— Start of EXTRACTED RECORDS —

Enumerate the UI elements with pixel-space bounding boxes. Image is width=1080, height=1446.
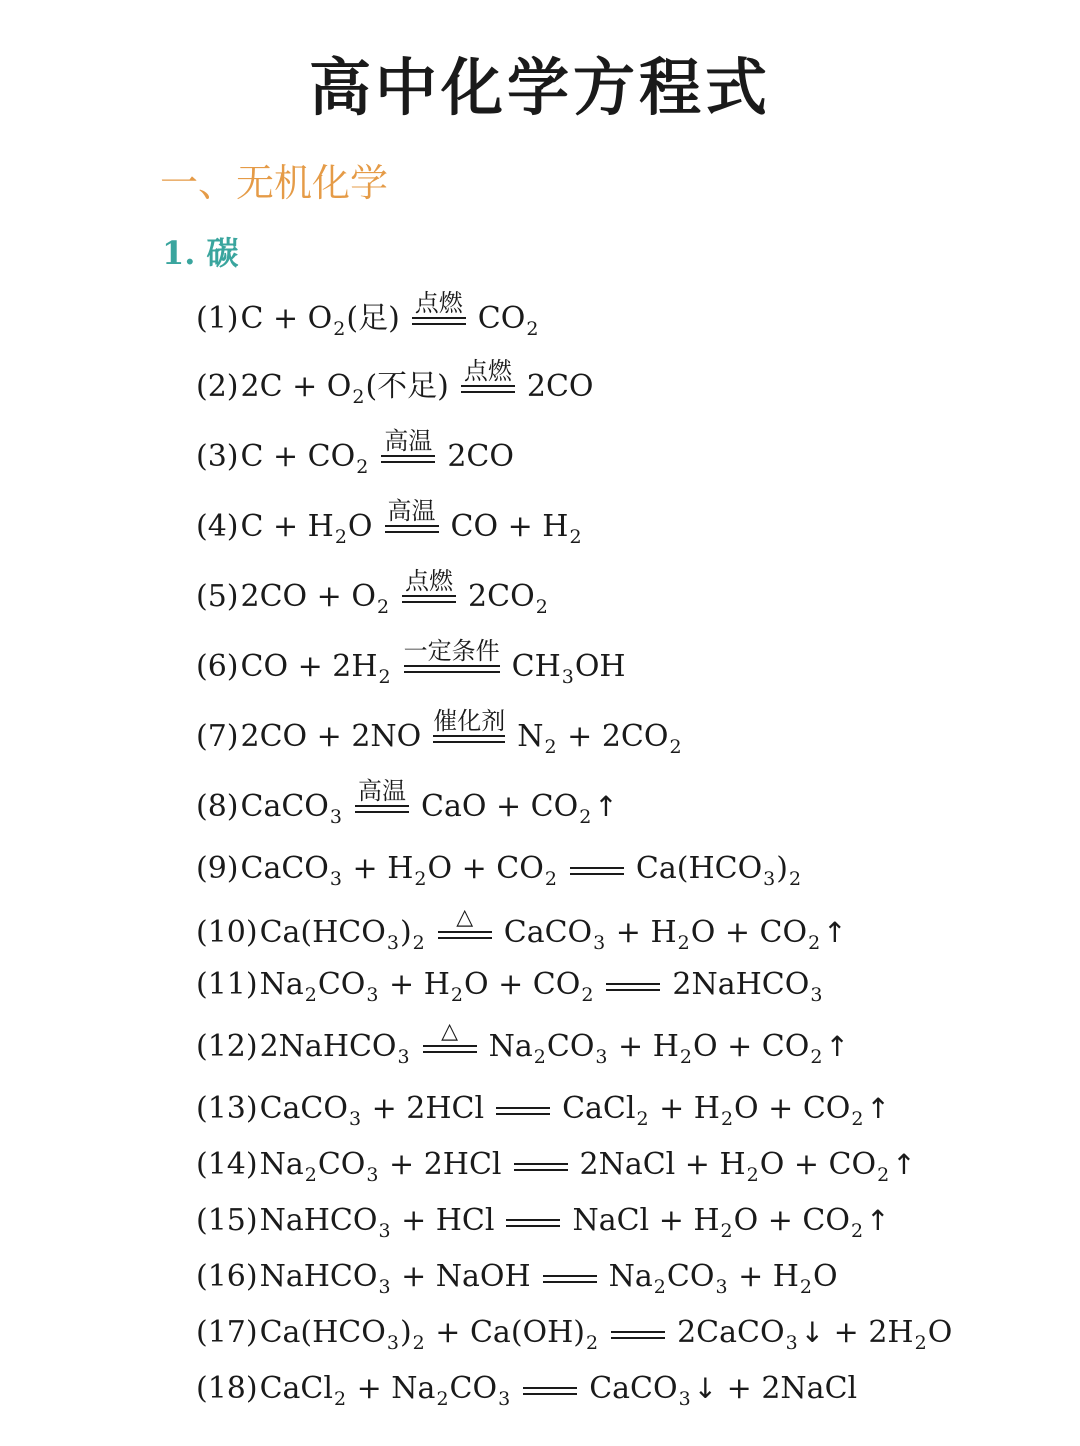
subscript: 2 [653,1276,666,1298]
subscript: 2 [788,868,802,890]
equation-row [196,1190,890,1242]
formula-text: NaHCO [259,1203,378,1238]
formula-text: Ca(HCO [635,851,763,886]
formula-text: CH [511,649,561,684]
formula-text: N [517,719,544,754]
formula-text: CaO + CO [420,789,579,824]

— End of EXTRACTED RECORDS —

▶ TASK BRIEF: Rewrite each line of the items above as a numbered list. Skip blank lines and leave out the pictures.

▶ RESULT OF THIS TASK:
1. Enumerate the UI elements with pixel-space bounding boxes. Image is width=1080, height=1446.
2. subscript: 2 [653,1276,666,1298]
3. subscript: 2 [788,868,802,890]
4. equation-row [196,1190,890,1242]
5. formula-text: NaHCO [259,1203,378,1238]
6. formula-text: Ca(HCO [635,851,763,886]
7. formula-text: CH [511,649,561,684]
8. formula-text: N [517,719,544,754]
9. formula-text: CaO + CO [420,789,579,824]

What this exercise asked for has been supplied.